**TASK TO CARRY OUT:** Identify, in the records below, every line where the string "this" appears, and copy each such line.

**GIVEN INFORMATION:**
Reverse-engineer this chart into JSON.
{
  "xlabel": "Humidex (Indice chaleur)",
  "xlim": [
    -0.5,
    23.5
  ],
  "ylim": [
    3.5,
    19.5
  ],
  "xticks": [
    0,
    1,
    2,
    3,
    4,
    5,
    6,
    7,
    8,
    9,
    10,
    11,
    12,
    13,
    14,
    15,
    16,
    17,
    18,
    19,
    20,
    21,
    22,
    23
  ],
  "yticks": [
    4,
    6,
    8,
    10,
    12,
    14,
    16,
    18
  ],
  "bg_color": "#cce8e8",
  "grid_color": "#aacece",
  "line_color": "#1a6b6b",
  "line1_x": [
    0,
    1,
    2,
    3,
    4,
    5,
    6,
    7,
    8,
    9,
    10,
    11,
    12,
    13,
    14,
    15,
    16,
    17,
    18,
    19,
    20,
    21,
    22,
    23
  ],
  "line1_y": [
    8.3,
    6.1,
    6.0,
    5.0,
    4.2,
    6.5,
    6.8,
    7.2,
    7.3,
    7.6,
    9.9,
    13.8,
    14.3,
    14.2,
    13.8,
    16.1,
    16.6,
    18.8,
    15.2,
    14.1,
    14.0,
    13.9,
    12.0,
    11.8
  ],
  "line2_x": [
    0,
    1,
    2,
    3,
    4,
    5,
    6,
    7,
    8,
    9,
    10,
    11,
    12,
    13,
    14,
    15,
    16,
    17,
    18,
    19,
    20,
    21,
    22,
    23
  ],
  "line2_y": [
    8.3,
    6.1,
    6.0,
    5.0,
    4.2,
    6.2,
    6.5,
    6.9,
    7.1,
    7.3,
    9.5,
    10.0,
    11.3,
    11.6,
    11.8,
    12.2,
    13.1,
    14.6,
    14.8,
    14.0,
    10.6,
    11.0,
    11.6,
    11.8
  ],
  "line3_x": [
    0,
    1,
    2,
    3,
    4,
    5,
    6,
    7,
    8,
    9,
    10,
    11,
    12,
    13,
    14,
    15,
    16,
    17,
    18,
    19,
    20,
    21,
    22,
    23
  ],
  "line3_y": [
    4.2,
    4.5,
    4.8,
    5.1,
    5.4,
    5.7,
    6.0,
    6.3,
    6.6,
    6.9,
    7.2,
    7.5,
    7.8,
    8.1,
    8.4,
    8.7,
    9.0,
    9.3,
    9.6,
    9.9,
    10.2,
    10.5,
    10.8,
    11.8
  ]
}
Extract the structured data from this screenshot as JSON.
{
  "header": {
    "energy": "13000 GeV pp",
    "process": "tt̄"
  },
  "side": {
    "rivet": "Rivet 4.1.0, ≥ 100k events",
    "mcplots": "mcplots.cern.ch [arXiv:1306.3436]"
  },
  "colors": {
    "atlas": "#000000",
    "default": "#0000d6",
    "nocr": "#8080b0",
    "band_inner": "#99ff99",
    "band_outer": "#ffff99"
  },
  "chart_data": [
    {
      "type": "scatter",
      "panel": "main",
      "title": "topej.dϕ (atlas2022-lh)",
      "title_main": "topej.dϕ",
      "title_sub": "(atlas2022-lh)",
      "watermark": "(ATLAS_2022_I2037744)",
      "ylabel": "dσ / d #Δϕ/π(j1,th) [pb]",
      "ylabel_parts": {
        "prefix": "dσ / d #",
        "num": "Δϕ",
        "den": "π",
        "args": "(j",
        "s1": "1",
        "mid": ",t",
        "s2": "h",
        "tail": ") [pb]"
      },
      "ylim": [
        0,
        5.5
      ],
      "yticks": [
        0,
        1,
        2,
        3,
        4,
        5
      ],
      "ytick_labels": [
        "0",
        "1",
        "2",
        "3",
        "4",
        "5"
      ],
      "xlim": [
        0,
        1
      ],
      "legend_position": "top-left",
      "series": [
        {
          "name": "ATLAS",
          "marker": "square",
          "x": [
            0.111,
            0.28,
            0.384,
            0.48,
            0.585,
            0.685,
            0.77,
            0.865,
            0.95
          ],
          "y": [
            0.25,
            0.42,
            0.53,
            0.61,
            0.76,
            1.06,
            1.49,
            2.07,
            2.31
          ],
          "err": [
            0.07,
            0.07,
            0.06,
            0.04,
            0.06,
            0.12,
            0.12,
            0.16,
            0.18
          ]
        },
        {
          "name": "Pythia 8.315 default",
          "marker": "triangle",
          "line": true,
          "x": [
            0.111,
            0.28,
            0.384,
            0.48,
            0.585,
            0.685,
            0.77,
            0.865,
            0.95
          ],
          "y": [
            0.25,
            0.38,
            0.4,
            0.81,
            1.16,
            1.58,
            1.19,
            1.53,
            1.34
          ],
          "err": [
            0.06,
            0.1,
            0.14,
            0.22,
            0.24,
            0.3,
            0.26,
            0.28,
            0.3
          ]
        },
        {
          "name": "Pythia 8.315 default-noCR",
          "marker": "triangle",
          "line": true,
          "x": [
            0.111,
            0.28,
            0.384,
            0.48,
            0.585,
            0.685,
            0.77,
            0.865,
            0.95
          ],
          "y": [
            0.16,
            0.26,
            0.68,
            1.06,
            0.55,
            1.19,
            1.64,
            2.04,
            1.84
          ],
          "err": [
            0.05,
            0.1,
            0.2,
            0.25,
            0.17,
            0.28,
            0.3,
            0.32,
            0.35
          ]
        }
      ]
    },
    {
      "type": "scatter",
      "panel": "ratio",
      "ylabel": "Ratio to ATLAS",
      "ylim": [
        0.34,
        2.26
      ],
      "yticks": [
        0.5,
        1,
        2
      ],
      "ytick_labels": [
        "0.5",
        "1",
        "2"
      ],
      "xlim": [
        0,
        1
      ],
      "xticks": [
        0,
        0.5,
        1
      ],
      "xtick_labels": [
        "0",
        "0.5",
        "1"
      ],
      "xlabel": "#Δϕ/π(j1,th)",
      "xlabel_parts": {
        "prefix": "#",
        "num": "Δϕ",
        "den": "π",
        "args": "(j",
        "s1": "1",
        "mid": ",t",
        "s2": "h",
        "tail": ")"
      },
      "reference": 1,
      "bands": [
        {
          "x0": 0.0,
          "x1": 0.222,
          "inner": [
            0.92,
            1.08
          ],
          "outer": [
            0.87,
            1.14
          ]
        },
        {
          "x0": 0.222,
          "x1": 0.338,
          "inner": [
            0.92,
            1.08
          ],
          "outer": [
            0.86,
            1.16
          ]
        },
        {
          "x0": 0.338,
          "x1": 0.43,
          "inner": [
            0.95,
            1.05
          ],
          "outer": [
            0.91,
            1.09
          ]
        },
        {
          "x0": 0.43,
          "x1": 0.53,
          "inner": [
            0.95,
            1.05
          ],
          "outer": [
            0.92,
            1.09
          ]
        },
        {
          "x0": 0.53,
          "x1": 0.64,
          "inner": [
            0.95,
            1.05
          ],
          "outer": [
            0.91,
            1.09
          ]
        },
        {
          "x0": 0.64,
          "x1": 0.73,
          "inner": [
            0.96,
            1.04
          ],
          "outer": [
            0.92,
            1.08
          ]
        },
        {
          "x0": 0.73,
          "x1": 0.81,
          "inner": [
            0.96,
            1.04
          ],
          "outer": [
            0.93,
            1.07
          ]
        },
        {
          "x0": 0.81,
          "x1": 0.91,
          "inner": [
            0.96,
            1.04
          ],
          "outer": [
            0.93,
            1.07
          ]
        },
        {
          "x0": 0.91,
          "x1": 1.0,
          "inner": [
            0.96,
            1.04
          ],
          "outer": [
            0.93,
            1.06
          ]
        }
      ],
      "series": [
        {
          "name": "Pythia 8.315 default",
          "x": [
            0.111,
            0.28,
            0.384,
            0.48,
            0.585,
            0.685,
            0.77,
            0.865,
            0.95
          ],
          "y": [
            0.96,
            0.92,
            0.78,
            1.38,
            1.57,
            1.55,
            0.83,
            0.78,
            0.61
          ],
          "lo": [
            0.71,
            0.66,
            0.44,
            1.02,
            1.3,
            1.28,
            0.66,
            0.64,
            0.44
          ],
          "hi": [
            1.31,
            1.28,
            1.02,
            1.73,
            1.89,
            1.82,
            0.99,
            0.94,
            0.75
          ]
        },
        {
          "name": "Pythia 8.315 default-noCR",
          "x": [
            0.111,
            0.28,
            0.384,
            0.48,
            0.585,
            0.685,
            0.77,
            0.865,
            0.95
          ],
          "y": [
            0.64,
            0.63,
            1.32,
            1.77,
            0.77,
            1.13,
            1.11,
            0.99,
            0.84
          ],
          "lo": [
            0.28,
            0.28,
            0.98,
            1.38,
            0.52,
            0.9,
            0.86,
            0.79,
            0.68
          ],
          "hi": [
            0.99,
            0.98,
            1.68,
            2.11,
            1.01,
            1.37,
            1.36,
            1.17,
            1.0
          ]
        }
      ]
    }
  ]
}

**WORKED ANSWER:**
Reverse-engineer this chart into JSON.
Extract the structured data from this screenshot as JSON.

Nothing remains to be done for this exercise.